(Records that describe figures)
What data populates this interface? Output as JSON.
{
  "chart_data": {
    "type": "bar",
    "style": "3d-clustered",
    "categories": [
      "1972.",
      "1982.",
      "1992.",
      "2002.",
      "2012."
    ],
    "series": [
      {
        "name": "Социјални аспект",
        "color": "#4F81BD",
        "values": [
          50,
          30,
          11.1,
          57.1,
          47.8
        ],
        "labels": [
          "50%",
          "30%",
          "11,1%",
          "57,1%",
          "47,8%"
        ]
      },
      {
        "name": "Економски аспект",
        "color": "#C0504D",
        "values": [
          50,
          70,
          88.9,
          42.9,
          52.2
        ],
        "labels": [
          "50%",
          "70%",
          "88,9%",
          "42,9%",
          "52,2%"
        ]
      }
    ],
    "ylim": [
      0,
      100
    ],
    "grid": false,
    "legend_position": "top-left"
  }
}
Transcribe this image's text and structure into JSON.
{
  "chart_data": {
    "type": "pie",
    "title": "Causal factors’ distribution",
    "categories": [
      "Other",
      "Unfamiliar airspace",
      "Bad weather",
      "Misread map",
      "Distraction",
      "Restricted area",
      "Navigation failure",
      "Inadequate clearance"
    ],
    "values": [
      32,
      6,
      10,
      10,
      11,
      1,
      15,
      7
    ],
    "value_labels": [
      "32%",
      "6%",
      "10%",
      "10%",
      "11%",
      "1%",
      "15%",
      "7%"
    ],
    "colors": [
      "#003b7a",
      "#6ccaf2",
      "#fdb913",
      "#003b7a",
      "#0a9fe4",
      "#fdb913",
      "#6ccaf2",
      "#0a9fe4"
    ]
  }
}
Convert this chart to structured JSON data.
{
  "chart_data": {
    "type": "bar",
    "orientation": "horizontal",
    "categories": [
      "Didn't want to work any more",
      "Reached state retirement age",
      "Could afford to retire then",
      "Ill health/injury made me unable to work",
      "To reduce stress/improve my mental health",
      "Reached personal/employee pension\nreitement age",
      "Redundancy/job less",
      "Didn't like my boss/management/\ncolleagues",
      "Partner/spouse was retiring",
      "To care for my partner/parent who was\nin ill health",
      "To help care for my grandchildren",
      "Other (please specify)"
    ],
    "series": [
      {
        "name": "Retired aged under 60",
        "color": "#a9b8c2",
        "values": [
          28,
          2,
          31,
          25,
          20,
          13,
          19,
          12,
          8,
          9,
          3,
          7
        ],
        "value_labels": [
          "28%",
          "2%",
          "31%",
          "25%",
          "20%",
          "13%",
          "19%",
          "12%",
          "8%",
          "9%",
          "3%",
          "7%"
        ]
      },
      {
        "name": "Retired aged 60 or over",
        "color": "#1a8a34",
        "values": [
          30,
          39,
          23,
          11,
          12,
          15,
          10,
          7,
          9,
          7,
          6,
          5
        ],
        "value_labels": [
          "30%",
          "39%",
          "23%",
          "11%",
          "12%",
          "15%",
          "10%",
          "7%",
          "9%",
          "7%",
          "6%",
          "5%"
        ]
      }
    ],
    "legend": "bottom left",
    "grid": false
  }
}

→ Stated goal:
Which lines include "Retired"? Copy each of them out.

→ Reply:
        "name": "Retired aged under 60",
        "name": "Retired aged 60 or over",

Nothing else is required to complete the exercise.